> **Provided data**
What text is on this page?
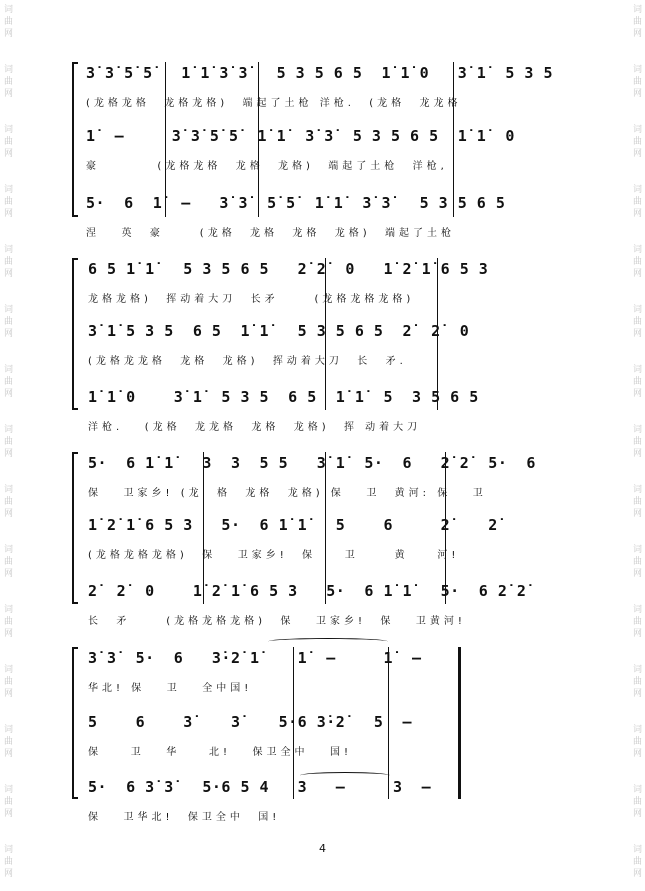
词
曲
网
词
曲
网
词
曲
网
词
曲
网
词
曲
网
词
曲
网
词
曲
网
词
曲
网
词
曲
网
词
曲
网
词
曲
网
词
曲
网
词
曲
网
词
曲
网
词
曲
网
词
曲
网
词
曲
网
词
曲
网
词
曲
网
词
曲
网
词
曲
网
词
曲
网
词
曲
网
词
曲
网
词
曲
网
词
曲
网
词
曲
网
词
曲
网
词
曲
网
词
曲
网
3̇ 3̇ 5̇ 5̇   1̇ 1̇ 3̇ 3̇   5 3 5 6 5  1̇ 1̇ 0   3̇ 1̇  5 3 5
(龙格龙格  龙格龙格)  端起了土枪 洋枪.  (龙格  龙龙格
1̇  —     3̇ 3̇ 5̇ 5̇  1̇ 1̇  3̇ 3̇  5 3 5 6 5  1̇ 1̇  0
豪        (龙格龙格  龙格  龙格)  端起了土枪  洋枪,
5·  6  1̇  —   3̇ 3̇  5̇ 5̇  1̇ 1̇  3̇ 3̇   5 3 5 6 5
涅   英  豪     (龙格  龙格  龙格  龙格)  端起了土枪
6 5 1̇ 1̇   5 3 5 6 5   2̇ 2̇  0   1̇ 2̇ 1̇ 6 5 3
龙格龙格)  挥动着大刀  长矛     (龙格龙格龙格)
3̇ 1̇ 5 3 5  6 5  1̇ 1̇   5 3 5 6 5  2̇  2̇  0
(龙格龙龙格  龙格  龙格)  挥动着大刀  长  矛.
1̇ 1̇ 0    3̇ 1̇  5 3 5  6 5  1̇ 1̇  5  3 5 6 5
洋枪.   (龙格  龙龙格  龙格  龙格)  挥 动着大刀
5·  6 1̇ 1̇   3  3  5 5   3̇ 1̇  5·  6   2̇ 2̇  5·  6
保   卫家乡! (龙  格  龙格  龙格) 保   卫  黄河: 保   卫
1̇ 2̇ 1̇ 6 5 3   5·  6 1̇ 1̇   5    6     2̇    2̇
(龙格龙格龙格)  保   卫家乡!  保    卫     黄    河!
2̇  2̇  0    1̇ 2̇ 1̇ 6 5 3   5·  6 1̇ 1̇   5·  6 2̇ 2̇
长  矛     (龙格龙格龙格)  保   卫家乡!  保   卫黄河!
3̇ 3̇  5·  6   3̇·2̇ 1̇    1̇  —     1̇  —
华北! 保   卫   全中国!
5    6    3̇    3̇    5·6 3̇·2̇   5  —
保    卫   华    北!   保卫全中   国!
5·  6 3̇ 3̇   5·6 5 4   3   —     3  —
保   卫华北!  保卫全中  国!
4
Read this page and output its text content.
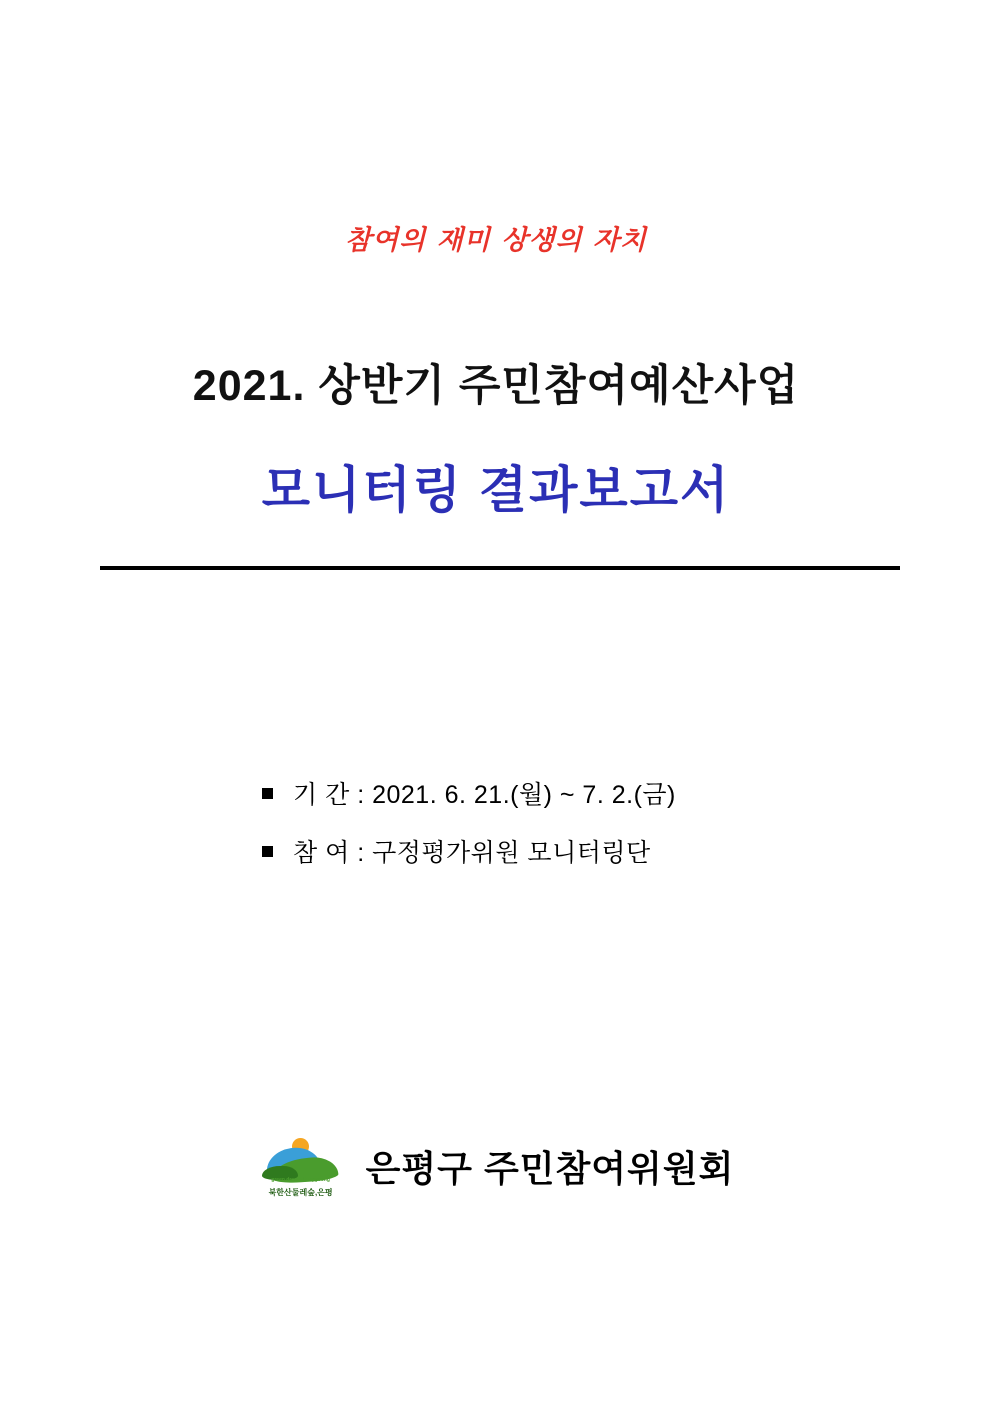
참여의 재미 상생의 자치
2021. 상반기 주민참여예산사업
모니터링 결과보고서
기 간 : 2021. 6. 21.(월) ~ 7. 2.(금)
참 여 : 구정평가위원 모니터링단
green dream Eunpyeong
북한산둘레숲,은평
은평구 주민참여위원회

> **Aim of the exercise**
Pictures excluded, quote all the data above exactly.

> **Solution to this task**
What text is on this page?
词
曲
网
词
曲
网
词
曲
网
词
曲
网
词
曲
网
词
曲
网
词
曲
网
词
曲
网
词
曲
网
词
曲
网
词
曲
网
词
曲
网
词
曲
网
词
曲
网
词
曲
网
词
曲
网
词
曲
网
词
曲
网
词
曲
网
词
曲
网
词
曲
网
词
曲
网
词
曲
网
词
曲
网
词
曲
网
词
曲
网
词
曲
网
词
曲
网
词
曲
网
词
曲
网
3̇ 3̇ 5̇ 5̇   1̇ 1̇ 3̇ 3̇   5 3 5 6 5  1̇ 1̇ 0   3̇ 1̇  5 3 5
(龙格龙格  龙格龙格)  端起了土枪 洋枪.  (龙格  龙龙格
1̇  —     3̇ 3̇ 5̇ 5̇  1̇ 1̇  3̇ 3̇  5 3 5 6 5  1̇ 1̇  0
豪        (龙格龙格  龙格  龙格)  端起了土枪  洋枪,
5·  6  1̇  —   3̇ 3̇  5̇ 5̇  1̇ 1̇  3̇ 3̇   5 3 5 6 5
涅   英  豪     (龙格  龙格  龙格  龙格)  端起了土枪
6 5 1̇ 1̇   5 3 5 6 5   2̇ 2̇  0   1̇ 2̇ 1̇ 6 5 3
龙格龙格)  挥动着大刀  长矛     (龙格龙格龙格)
3̇ 1̇ 5 3 5  6 5  1̇ 1̇   5 3 5 6 5  2̇  2̇  0
(龙格龙龙格  龙格  龙格)  挥动着大刀  长  矛.
1̇ 1̇ 0    3̇ 1̇  5 3 5  6 5  1̇ 1̇  5  3 5 6 5
洋枪.   (龙格  龙龙格  龙格  龙格)  挥 动着大刀
5·  6 1̇ 1̇   3  3  5 5   3̇ 1̇  5·  6   2̇ 2̇  5·  6
保   卫家乡! (龙  格  龙格  龙格) 保   卫  黄河: 保   卫
1̇ 2̇ 1̇ 6 5 3   5·  6 1̇ 1̇   5    6     2̇    2̇
(龙格龙格龙格)  保   卫家乡!  保    卫     黄    河!
2̇  2̇  0    1̇ 2̇ 1̇ 6 5 3   5·  6 1̇ 1̇   5·  6 2̇ 2̇
长  矛     (龙格龙格龙格)  保   卫家乡!  保   卫黄河!
3̇ 3̇  5·  6   3̇·2̇ 1̇    1̇  —     1̇  —
华北! 保   卫   全中国!
5    6    3̇    3̇    5·6 3̇·2̇   5  —
保    卫   华    北!   保卫全中   国!
5·  6 3̇ 3̇   5·6 5 4   3   —     3  —
保   卫华北!  保卫全中  国!
4
Read this page and output its text content.
참여의 재미 상생의 자치
2021. 상반기 주민참여예산사업
모니터링 결과보고서
기 간 : 2021. 6. 21.(월) ~ 7. 2.(금)
참 여 : 구정평가위원 모니터링단
green dream Eunpyeong
북한산둘레숲,은평
은평구 주민참여위원회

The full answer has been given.